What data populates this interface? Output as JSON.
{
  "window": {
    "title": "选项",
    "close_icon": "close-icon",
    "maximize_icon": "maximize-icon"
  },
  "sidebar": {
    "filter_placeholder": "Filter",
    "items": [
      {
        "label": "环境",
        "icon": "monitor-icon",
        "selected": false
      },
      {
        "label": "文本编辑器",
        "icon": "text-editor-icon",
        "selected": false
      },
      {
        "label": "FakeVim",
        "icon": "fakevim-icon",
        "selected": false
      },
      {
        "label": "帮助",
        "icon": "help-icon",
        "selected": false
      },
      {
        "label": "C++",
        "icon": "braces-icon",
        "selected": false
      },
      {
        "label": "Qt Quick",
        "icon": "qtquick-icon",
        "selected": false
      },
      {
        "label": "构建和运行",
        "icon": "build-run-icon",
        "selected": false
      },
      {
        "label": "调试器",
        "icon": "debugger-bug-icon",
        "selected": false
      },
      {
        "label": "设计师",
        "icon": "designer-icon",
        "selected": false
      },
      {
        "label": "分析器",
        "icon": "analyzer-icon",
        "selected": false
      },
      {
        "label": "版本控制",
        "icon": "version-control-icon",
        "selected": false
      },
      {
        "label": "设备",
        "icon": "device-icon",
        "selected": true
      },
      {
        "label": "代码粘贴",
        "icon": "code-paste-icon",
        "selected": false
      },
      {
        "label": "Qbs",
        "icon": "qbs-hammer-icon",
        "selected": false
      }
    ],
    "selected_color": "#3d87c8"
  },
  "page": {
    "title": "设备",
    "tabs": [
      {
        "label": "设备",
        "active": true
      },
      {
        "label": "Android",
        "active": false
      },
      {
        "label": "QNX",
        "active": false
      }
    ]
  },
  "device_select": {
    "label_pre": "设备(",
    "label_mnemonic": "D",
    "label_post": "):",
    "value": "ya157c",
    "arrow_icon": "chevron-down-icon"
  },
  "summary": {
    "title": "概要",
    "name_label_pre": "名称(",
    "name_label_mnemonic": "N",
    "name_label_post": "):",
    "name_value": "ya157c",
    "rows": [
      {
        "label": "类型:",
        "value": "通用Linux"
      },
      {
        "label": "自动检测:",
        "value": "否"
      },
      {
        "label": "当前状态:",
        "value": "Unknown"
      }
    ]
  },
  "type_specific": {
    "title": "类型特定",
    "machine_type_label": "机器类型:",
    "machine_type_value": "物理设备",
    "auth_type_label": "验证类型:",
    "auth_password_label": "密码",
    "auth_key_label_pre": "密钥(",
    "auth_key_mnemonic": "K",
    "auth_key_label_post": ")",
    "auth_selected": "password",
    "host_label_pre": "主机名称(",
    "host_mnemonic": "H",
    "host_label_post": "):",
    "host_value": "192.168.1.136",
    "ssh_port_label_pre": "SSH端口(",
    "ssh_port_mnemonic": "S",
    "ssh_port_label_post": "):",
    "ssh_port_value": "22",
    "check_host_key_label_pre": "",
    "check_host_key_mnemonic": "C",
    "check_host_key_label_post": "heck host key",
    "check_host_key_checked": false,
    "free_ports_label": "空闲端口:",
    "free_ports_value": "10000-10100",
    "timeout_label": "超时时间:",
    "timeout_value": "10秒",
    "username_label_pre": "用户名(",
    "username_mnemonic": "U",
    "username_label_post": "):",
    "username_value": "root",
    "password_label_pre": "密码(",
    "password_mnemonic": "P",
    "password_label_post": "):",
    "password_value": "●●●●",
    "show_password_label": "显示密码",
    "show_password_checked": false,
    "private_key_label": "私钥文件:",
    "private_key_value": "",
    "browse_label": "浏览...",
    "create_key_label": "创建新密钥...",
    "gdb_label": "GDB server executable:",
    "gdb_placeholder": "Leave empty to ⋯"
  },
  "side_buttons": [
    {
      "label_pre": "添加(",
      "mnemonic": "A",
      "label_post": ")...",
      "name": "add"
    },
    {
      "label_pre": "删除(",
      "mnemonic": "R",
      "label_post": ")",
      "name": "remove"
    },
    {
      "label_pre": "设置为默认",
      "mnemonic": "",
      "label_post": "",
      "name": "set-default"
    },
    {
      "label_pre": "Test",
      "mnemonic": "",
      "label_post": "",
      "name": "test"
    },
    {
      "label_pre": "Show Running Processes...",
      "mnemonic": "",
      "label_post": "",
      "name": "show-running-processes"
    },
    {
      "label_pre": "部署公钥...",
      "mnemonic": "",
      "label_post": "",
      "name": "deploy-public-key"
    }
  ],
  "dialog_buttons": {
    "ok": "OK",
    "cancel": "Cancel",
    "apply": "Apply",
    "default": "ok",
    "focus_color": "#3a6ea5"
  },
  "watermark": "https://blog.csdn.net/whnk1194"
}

* * * *

▶ [Instructions to follow] Scan the records above for the string "title", then report every line that contains it.

▶ [Reply to the task]
    "title": "选项",
    "title": "设备",
    "title": "概要",
    "title": "类型特定",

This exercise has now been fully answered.